> **TASK STATEMENT**:
Below are the records; locate each line with the word "process" and copy it.

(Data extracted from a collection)
....
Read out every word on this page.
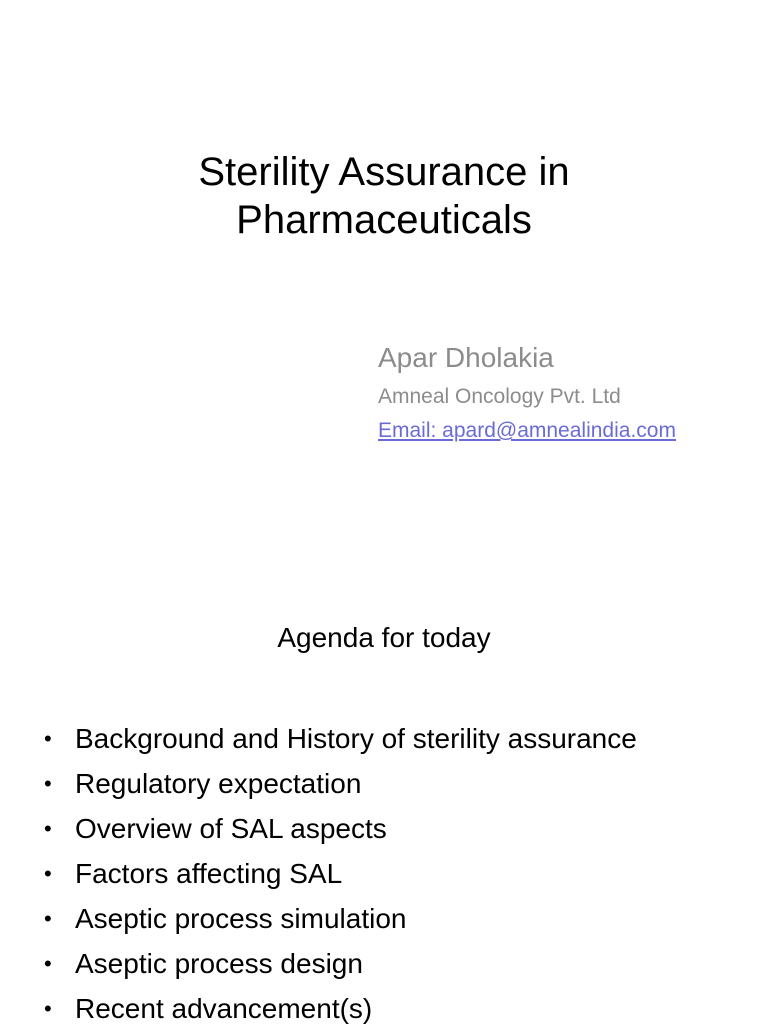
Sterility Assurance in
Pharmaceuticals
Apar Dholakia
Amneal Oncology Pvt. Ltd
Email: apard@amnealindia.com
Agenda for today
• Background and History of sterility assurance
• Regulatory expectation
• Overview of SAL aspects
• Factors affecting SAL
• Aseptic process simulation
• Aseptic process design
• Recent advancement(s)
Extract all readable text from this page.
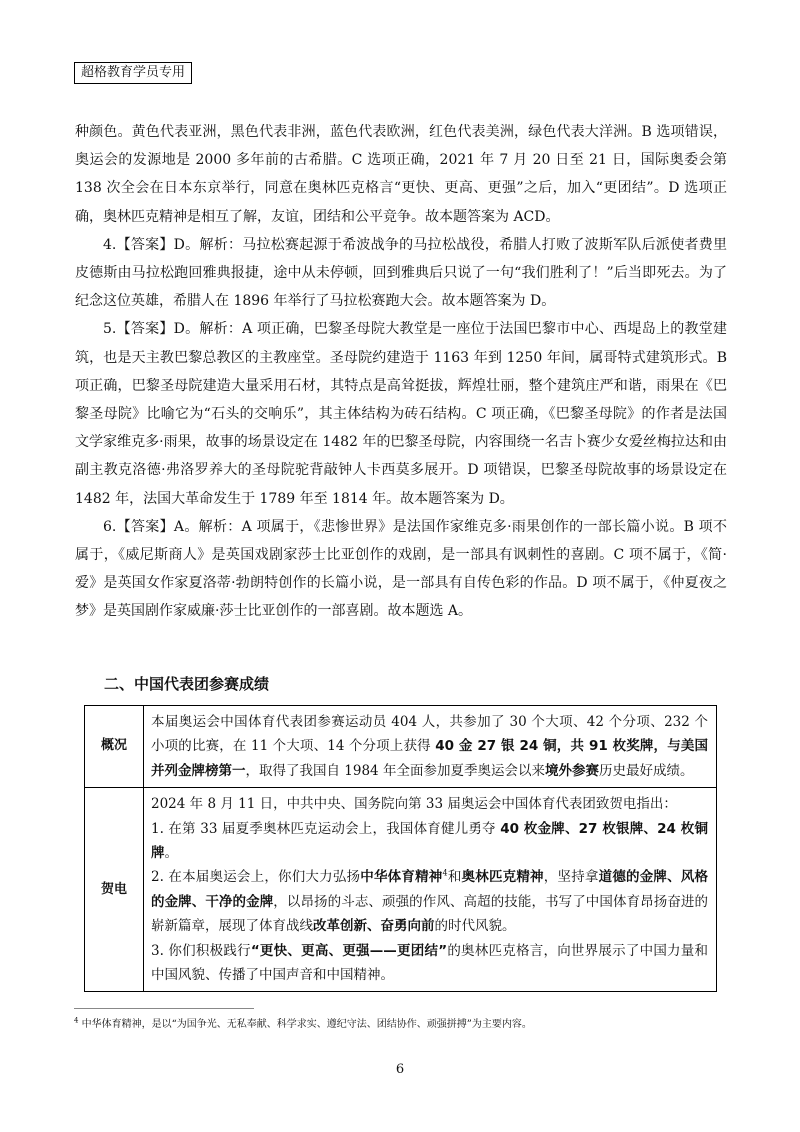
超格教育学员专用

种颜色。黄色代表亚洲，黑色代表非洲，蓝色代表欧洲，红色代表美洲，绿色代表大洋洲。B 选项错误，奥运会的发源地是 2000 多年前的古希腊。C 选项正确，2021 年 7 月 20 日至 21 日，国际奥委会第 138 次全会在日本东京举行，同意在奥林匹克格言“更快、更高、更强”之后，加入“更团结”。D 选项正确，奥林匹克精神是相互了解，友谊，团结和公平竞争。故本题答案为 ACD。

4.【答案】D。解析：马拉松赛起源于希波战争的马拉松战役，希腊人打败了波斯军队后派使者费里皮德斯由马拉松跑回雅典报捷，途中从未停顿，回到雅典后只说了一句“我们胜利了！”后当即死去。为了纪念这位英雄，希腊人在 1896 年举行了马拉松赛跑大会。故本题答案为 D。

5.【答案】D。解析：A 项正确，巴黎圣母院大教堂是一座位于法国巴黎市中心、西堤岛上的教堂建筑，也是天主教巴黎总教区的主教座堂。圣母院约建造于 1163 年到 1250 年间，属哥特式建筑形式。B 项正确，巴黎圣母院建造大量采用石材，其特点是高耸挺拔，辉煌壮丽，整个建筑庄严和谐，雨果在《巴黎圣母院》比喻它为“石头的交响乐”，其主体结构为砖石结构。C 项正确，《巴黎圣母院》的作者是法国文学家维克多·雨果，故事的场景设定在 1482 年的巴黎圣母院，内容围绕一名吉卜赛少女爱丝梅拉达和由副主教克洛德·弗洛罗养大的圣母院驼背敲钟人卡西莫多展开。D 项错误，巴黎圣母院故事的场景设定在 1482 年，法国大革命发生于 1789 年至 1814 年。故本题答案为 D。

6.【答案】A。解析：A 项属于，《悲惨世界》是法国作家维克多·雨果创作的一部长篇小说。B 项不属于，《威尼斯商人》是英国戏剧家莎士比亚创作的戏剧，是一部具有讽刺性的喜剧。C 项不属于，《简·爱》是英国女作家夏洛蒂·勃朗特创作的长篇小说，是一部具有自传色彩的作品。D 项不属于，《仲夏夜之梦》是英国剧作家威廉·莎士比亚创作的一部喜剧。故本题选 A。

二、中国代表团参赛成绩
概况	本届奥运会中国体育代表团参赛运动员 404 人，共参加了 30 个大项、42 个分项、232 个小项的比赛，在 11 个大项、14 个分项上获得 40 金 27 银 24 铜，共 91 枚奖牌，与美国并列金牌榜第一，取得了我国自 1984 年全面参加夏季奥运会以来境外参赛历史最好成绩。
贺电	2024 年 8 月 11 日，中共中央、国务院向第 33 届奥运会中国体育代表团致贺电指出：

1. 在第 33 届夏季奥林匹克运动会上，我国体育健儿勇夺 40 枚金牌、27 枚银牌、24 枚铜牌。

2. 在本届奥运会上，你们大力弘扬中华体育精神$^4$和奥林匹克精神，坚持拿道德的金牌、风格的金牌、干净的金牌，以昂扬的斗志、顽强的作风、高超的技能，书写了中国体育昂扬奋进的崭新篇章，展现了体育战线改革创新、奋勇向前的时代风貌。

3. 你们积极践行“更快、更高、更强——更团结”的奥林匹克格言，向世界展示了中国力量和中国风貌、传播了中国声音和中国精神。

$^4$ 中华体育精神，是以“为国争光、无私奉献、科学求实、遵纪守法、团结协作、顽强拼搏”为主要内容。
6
....
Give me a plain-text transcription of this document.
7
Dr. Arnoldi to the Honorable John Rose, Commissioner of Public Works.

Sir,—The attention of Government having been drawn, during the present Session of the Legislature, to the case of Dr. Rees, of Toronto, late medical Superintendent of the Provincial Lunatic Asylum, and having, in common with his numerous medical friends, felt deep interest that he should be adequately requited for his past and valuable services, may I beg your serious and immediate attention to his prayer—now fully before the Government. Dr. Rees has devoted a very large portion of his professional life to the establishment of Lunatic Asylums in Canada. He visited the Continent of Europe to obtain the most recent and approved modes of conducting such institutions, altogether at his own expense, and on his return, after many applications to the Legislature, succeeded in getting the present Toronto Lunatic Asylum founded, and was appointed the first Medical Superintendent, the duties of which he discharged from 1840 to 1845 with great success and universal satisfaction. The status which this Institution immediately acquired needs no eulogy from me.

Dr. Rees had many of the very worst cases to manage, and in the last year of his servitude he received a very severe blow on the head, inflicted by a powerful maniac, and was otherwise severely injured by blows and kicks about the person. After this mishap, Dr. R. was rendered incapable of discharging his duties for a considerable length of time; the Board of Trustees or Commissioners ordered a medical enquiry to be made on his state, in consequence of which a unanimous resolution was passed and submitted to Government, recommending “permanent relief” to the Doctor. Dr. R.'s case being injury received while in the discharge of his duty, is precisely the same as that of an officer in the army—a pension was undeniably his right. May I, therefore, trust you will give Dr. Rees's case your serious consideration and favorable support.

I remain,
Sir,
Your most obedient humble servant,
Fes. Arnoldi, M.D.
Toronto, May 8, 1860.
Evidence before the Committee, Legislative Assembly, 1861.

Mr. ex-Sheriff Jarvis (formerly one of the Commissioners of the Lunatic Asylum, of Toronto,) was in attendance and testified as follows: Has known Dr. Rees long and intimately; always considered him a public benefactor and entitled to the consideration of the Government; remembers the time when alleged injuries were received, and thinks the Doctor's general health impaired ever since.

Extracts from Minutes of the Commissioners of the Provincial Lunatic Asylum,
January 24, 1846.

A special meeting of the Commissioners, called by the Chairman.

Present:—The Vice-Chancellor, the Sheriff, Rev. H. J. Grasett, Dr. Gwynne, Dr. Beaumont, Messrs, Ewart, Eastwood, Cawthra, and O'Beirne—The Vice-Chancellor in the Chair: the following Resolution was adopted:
....
> **ANSWER**:
• Aseptic process simulation
• Aseptic process design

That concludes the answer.